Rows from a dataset
++++++++++

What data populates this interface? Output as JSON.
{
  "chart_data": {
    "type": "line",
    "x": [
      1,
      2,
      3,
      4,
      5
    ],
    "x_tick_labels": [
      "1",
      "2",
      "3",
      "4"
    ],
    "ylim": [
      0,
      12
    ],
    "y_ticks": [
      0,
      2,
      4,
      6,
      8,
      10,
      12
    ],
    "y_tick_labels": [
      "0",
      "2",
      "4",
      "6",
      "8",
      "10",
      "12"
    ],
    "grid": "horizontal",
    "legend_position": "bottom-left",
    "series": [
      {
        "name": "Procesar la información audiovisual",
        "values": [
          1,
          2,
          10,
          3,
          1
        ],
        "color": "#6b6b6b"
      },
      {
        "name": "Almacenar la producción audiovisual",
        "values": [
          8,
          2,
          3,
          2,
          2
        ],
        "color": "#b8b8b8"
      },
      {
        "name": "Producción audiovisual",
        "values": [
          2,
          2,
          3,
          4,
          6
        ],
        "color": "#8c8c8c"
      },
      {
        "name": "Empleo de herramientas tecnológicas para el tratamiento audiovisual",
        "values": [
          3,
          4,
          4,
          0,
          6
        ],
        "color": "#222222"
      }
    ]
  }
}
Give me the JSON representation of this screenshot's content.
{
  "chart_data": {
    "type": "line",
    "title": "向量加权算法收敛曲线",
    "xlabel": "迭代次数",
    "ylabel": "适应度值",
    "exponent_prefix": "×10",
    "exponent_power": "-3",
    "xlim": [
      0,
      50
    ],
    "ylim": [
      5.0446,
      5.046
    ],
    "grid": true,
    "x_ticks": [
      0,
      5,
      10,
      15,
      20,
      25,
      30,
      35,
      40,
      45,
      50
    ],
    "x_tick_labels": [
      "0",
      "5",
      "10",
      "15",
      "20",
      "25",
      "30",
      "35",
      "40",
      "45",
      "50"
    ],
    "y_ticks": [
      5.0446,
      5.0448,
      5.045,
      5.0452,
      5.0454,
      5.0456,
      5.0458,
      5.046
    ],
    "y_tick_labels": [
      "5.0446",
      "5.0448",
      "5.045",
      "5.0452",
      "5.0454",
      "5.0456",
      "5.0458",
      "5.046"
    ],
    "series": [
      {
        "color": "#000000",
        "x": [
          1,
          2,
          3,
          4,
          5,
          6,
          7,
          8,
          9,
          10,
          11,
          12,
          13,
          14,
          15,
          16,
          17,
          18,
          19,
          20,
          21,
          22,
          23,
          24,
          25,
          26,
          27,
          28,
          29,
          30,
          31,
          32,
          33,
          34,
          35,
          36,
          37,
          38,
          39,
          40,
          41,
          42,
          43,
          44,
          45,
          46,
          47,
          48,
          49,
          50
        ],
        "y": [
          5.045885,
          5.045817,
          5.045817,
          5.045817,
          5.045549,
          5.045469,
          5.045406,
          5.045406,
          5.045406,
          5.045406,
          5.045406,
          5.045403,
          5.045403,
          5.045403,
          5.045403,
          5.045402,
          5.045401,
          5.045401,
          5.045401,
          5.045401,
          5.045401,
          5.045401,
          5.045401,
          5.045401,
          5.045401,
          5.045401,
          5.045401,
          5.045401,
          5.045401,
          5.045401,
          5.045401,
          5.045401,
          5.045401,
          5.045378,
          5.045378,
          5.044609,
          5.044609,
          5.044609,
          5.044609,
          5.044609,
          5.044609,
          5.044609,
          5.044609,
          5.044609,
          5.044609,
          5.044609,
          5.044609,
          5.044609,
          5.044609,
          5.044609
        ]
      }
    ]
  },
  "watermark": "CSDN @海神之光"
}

++++++++++

■ WHAT TO WORK ON: Exactly reproduce every line of the data above.

■ TASK SOLUTION:
What data populates this interface? Output as JSON.
{
  "chart_data": {
    "type": "line",
    "x": [
      1,
      2,
      3,
      4,
      5
    ],
    "x_tick_labels": [
      "1",
      "2",
      "3",
      "4"
    ],
    "ylim": [
      0,
      12
    ],
    "y_ticks": [
      0,
      2,
      4,
      6,
      8,
      10,
      12
    ],
    "y_tick_labels": [
      "0",
      "2",
      "4",
      "6",
      "8",
      "10",
      "12"
    ],
    "grid": "horizontal",
    "legend_position": "bottom-left",
    "series": [
      {
        "name": "Procesar la información audiovisual",
        "values": [
          1,
          2,
          10,
          3,
          1
        ],
        "color": "#6b6b6b"
      },
      {
        "name": "Almacenar la producción audiovisual",
        "values": [
          8,
          2,
          3,
          2,
          2
        ],
        "color": "#b8b8b8"
      },
      {
        "name": "Producción audiovisual",
        "values": [
          2,
          2,
          3,
          4,
          6
        ],
        "color": "#8c8c8c"
      },
      {
        "name": "Empleo de herramientas tecnológicas para el tratamiento audiovisual",
        "values": [
          3,
          4,
          4,
          0,
          6
        ],
        "color": "#222222"
      }
    ]
  }
}
Give me the JSON representation of this screenshot's content.
{
  "chart_data": {
    "type": "line",
    "title": "向量加权算法收敛曲线",
    "xlabel": "迭代次数",
    "ylabel": "适应度值",
    "exponent_prefix": "×10",
    "exponent_power": "-3",
    "xlim": [
      0,
      50
    ],
    "ylim": [
      5.0446,
      5.046
    ],
    "grid": true,
    "x_ticks": [
      0,
      5,
      10,
      15,
      20,
      25,
      30,
      35,
      40,
      45,
      50
    ],
    "x_tick_labels": [
      "0",
      "5",
      "10",
      "15",
      "20",
      "25",
      "30",
      "35",
      "40",
      "45",
      "50"
    ],
    "y_ticks": [
      5.0446,
      5.0448,
      5.045,
      5.0452,
      5.0454,
      5.0456,
      5.0458,
      5.046
    ],
    "y_tick_labels": [
      "5.0446",
      "5.0448",
      "5.045",
      "5.0452",
      "5.0454",
      "5.0456",
      "5.0458",
      "5.046"
    ],
    "series": [
      {
        "color": "#000000",
        "x": [
          1,
          2,
          3,
          4,
          5,
          6,
          7,
          8,
          9,
          10,
          11,
          12,
          13,
          14,
          15,
          16,
          17,
          18,
          19,
          20,
          21,
          22,
          23,
          24,
          25,
          26,
          27,
          28,
          29,
          30,
          31,
          32,
          33,
          34,
          35,
          36,
          37,
          38,
          39,
          40,
          41,
          42,
          43,
          44,
          45,
          46,
          47,
          48,
          49,
          50
        ],
        "y": [
          5.045885,
          5.045817,
          5.045817,
          5.045817,
          5.045549,
          5.045469,
          5.045406,
          5.045406,
          5.045406,
          5.045406,
          5.045406,
          5.045403,
          5.045403,
          5.045403,
          5.045403,
          5.045402,
          5.045401,
          5.045401,
          5.045401,
          5.045401,
          5.045401,
          5.045401,
          5.045401,
          5.045401,
          5.045401,
          5.045401,
          5.045401,
          5.045401,
          5.045401,
          5.045401,
          5.045401,
          5.045401,
          5.045401,
          5.045378,
          5.045378,
          5.044609,
          5.044609,
          5.044609,
          5.044609,
          5.044609,
          5.044609,
          5.044609,
          5.044609,
          5.044609,
          5.044609,
          5.044609,
          5.044609,
          5.044609,
          5.044609,
          5.044609
        ]
      }
    ]
  },
  "watermark": "CSDN @海神之光"
}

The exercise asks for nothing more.